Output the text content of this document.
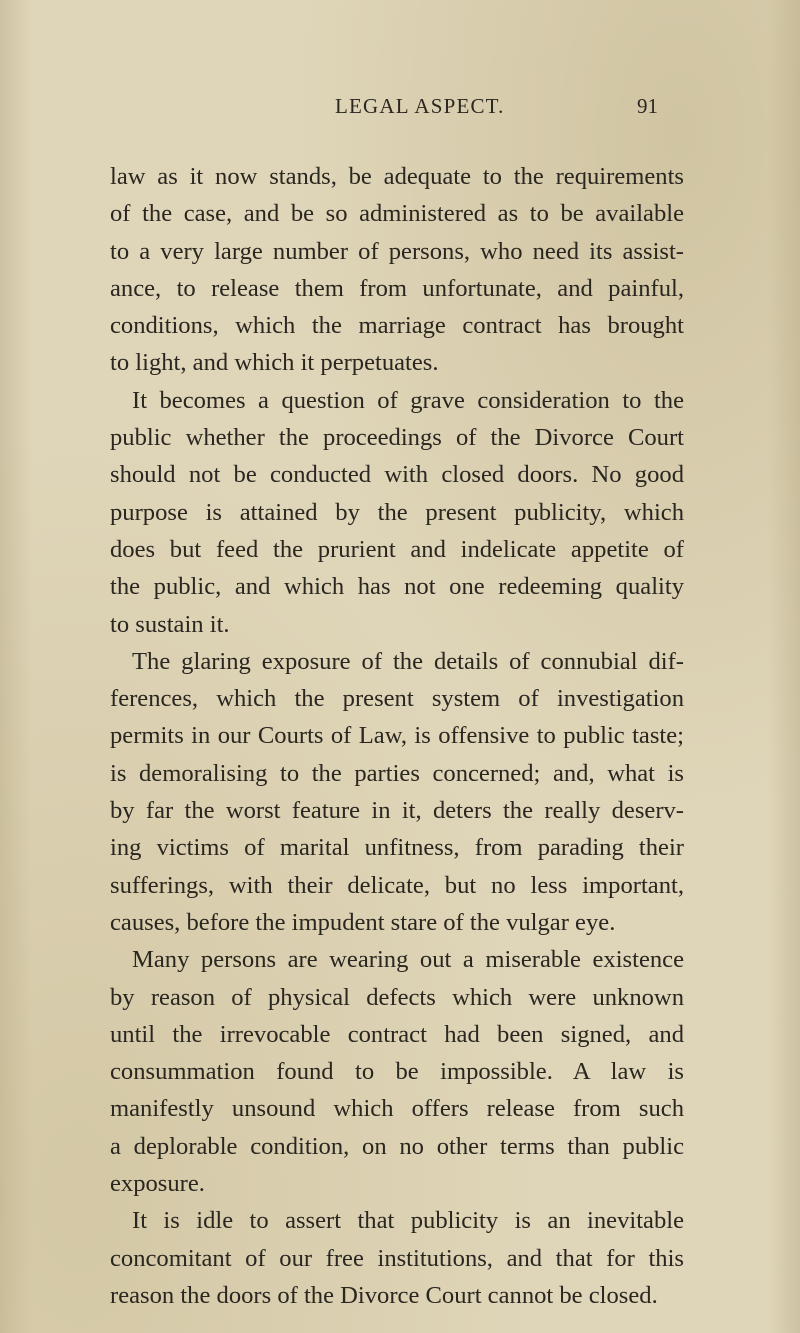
LEGAL ASPECT.	91

law as it now stands, be adequate to the requirements
of the case, and be so administered as to be available
to a very large number of persons, who need its assist-
ance, to release them from unfortunate, and painful,
conditions, which the marriage contract has brought
to light, and which it perpetuates.

It becomes a question of grave consideration to the
public whether the proceedings of the Divorce Court
should not be conducted with closed doors. No good
purpose is attained by the present publicity, which
does but feed the prurient and indelicate appetite of
the public, and which has not one redeeming quality
to sustain it.

The glaring exposure of the details of connubial dif-
ferences, which the present system of investigation
permits in our Courts of Law, is offensive to public taste;
is demoralising to the parties concerned; and, what is
by far the worst feature in it, deters the really deserv-
ing victims of marital unfitness, from parading their
sufferings, with their delicate, but no less important,
causes, before the impudent stare of the vulgar eye.

Many persons are wearing out a miserable existence
by reason of physical defects which were unknown
until the irrevocable contract had been signed, and
consummation found to be impossible. A law is
manifestly unsound which offers release from such
a deplorable condition, on no other terms than public
exposure.

It is idle to assert that publicity is an inevitable
concomitant of our free institutions, and that for this
reason the doors of the Divorce Court cannot be closed.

+-------+

**Your instructions:**
Scan the material above. Copy each line where "Divorce" occurs.

**Output for this exercise:**
public whether the proceedings of the Divorce Court
reason the doors of the Divorce Court cannot be closed.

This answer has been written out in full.